▶ [Provided information]:
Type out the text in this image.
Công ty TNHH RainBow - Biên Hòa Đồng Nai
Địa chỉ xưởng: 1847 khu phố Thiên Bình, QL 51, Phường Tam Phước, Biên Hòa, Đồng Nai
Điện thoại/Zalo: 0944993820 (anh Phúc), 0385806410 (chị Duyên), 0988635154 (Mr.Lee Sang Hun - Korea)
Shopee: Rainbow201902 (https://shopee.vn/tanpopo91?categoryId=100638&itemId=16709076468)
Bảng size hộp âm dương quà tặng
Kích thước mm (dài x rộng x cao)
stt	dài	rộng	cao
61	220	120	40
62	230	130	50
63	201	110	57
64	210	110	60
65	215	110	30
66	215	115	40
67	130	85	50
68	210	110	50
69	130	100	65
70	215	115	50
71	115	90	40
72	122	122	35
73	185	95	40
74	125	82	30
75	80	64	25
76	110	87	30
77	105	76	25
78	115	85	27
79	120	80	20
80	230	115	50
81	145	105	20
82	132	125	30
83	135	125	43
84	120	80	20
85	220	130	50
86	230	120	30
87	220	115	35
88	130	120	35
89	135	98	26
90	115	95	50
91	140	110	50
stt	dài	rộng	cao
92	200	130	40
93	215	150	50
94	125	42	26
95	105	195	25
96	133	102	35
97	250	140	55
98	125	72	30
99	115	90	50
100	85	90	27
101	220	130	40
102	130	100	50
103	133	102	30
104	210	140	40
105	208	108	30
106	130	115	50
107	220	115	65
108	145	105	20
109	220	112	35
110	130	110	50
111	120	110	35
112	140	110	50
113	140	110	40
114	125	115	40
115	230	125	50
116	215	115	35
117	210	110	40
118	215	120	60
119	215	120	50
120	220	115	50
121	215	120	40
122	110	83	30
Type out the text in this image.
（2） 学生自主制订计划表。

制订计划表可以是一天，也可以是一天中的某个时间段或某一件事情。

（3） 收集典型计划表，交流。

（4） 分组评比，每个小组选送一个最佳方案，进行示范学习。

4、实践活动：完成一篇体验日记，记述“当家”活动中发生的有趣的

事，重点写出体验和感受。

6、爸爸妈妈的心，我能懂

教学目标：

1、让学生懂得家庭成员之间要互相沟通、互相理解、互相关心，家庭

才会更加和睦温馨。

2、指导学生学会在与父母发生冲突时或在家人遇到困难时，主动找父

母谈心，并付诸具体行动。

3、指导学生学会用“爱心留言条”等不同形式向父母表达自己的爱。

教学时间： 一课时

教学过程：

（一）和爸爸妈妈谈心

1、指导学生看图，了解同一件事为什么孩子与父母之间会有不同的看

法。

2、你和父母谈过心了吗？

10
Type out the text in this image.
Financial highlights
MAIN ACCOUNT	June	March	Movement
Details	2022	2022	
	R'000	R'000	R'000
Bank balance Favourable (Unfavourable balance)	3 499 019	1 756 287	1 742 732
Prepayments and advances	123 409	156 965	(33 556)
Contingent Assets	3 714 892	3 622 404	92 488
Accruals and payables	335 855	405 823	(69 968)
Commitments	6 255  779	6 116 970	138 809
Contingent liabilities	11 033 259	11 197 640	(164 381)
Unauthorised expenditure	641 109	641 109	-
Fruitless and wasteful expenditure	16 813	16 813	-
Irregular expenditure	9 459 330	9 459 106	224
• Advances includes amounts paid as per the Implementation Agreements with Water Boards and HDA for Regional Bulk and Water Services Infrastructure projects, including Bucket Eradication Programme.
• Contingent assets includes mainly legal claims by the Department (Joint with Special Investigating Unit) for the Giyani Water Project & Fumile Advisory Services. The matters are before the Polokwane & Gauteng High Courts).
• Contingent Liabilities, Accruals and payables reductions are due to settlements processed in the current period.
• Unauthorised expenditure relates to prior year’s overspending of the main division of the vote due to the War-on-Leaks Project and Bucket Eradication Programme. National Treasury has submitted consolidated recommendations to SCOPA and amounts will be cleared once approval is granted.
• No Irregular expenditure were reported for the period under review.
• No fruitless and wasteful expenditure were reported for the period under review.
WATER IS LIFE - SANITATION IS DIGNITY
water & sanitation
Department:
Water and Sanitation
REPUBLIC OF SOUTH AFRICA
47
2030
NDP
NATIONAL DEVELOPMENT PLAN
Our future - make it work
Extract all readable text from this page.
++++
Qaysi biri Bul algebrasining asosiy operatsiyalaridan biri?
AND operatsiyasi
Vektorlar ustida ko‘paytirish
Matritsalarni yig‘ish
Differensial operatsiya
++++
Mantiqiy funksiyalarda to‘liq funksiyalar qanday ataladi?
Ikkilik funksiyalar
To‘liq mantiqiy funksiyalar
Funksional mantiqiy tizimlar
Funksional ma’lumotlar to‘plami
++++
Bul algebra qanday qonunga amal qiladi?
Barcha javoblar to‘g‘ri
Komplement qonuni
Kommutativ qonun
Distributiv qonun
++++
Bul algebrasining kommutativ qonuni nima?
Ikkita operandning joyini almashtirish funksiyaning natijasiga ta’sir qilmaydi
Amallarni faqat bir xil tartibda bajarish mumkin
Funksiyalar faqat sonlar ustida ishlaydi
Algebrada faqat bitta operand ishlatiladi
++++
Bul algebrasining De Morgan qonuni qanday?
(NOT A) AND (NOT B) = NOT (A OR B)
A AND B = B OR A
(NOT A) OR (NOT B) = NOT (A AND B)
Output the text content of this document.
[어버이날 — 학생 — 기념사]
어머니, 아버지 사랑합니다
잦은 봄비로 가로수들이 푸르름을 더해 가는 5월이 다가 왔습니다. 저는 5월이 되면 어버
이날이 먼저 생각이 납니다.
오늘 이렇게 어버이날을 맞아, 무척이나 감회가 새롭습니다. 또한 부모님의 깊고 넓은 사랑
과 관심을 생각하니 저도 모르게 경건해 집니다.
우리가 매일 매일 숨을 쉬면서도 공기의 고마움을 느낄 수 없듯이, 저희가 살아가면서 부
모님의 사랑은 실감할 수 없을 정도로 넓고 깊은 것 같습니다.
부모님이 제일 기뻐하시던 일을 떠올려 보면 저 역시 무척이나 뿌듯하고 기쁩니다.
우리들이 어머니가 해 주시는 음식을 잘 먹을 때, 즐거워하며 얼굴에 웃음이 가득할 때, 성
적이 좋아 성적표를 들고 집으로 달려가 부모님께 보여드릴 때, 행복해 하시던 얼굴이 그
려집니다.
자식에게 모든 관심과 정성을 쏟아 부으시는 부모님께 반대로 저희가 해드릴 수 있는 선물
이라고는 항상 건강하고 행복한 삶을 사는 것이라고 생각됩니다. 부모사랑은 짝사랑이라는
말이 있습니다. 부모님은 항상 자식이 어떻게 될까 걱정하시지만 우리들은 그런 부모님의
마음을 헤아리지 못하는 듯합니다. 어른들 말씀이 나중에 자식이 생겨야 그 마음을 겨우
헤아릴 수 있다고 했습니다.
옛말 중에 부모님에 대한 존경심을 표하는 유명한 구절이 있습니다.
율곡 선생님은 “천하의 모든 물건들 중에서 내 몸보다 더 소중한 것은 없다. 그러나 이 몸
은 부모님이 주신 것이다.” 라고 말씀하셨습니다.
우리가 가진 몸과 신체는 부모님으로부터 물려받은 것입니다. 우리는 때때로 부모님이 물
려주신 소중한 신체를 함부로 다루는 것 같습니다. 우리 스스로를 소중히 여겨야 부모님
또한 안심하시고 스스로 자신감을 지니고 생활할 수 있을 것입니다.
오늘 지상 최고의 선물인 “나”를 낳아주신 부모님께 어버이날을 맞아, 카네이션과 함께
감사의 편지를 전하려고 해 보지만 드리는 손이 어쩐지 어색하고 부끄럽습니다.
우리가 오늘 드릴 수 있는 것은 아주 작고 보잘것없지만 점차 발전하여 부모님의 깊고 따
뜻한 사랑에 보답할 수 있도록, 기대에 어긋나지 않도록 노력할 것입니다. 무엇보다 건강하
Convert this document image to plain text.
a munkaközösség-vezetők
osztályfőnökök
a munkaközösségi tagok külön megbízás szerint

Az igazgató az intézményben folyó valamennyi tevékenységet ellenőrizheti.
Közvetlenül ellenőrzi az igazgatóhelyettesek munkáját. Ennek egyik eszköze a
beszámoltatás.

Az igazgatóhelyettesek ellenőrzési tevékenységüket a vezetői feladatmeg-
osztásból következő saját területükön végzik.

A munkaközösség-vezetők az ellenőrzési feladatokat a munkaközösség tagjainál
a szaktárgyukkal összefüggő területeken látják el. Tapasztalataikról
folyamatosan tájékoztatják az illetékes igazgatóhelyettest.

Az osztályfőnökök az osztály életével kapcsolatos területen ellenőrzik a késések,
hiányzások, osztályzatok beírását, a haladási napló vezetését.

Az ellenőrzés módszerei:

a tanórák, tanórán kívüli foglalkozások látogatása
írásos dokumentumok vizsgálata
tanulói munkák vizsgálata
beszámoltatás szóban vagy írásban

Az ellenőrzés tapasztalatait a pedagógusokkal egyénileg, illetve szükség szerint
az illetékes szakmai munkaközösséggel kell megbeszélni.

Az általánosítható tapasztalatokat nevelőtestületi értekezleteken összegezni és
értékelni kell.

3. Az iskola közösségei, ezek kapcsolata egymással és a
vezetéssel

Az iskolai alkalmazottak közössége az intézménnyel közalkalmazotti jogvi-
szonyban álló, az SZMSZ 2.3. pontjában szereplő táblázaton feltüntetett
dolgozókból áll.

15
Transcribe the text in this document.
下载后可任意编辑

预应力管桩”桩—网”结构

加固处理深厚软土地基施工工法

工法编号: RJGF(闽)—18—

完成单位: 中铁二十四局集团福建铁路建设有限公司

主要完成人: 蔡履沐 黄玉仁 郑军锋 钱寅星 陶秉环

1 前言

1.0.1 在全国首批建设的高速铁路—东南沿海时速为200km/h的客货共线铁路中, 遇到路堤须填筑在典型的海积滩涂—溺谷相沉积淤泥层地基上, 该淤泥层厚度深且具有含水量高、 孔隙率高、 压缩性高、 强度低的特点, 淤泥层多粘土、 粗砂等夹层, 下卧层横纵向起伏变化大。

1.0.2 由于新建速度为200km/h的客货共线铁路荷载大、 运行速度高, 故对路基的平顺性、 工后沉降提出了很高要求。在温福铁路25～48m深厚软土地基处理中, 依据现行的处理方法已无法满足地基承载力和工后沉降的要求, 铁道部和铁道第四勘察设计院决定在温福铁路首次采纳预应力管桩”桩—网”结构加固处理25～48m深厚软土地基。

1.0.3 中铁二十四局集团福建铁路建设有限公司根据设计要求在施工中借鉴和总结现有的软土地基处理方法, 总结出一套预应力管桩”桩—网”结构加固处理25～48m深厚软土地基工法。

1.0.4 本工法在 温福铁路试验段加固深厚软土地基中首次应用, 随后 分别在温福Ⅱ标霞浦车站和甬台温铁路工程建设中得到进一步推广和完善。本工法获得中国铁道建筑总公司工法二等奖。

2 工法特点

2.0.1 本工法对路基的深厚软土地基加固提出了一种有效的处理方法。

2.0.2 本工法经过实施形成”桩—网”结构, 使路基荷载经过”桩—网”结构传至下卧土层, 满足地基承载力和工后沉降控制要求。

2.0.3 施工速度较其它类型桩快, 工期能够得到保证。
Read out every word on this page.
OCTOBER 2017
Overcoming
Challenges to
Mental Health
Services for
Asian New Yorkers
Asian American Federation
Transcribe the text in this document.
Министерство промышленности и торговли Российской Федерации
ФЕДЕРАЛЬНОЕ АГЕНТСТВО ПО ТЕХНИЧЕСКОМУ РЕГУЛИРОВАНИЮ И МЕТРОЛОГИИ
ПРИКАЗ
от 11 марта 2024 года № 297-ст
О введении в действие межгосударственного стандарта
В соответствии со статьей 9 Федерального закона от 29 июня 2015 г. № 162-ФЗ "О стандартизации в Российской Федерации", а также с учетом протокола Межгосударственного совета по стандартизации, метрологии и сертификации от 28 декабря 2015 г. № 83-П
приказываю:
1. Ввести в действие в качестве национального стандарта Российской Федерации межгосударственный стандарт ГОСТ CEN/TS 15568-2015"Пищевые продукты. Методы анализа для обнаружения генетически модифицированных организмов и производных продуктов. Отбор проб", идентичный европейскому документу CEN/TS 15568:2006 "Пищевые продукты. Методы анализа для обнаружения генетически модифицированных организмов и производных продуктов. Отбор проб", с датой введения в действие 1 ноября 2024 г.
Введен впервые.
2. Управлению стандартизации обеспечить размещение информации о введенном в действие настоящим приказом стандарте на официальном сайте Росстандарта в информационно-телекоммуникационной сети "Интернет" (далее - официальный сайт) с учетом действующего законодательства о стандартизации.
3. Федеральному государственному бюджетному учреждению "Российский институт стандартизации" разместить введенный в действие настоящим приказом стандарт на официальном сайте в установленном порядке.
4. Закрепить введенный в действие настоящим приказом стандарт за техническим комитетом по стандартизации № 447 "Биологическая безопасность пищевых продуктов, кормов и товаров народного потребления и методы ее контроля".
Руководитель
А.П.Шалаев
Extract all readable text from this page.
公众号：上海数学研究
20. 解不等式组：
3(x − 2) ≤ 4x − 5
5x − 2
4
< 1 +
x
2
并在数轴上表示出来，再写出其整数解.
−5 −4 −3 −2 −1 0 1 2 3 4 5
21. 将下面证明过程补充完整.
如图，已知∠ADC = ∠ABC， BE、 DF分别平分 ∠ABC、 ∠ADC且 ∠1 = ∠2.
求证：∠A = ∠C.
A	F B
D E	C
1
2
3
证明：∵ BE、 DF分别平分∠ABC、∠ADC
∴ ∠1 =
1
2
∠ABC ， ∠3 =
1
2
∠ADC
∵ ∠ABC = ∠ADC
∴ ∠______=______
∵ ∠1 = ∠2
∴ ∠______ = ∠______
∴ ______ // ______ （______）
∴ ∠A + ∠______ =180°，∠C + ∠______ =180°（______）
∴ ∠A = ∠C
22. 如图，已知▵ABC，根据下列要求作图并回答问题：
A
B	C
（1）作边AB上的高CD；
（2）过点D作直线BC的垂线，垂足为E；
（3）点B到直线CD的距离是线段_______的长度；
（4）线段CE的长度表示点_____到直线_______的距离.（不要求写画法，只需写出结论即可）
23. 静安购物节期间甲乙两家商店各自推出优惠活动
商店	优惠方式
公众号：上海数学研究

▶ [Task details]:
Search the records above for the string "document". Copy every line that contains it.

▶ [In response]:
Output the text content of this document.
Convert this document image to plain text.
Transcribe the text in this document.
Transcribe the text in this document.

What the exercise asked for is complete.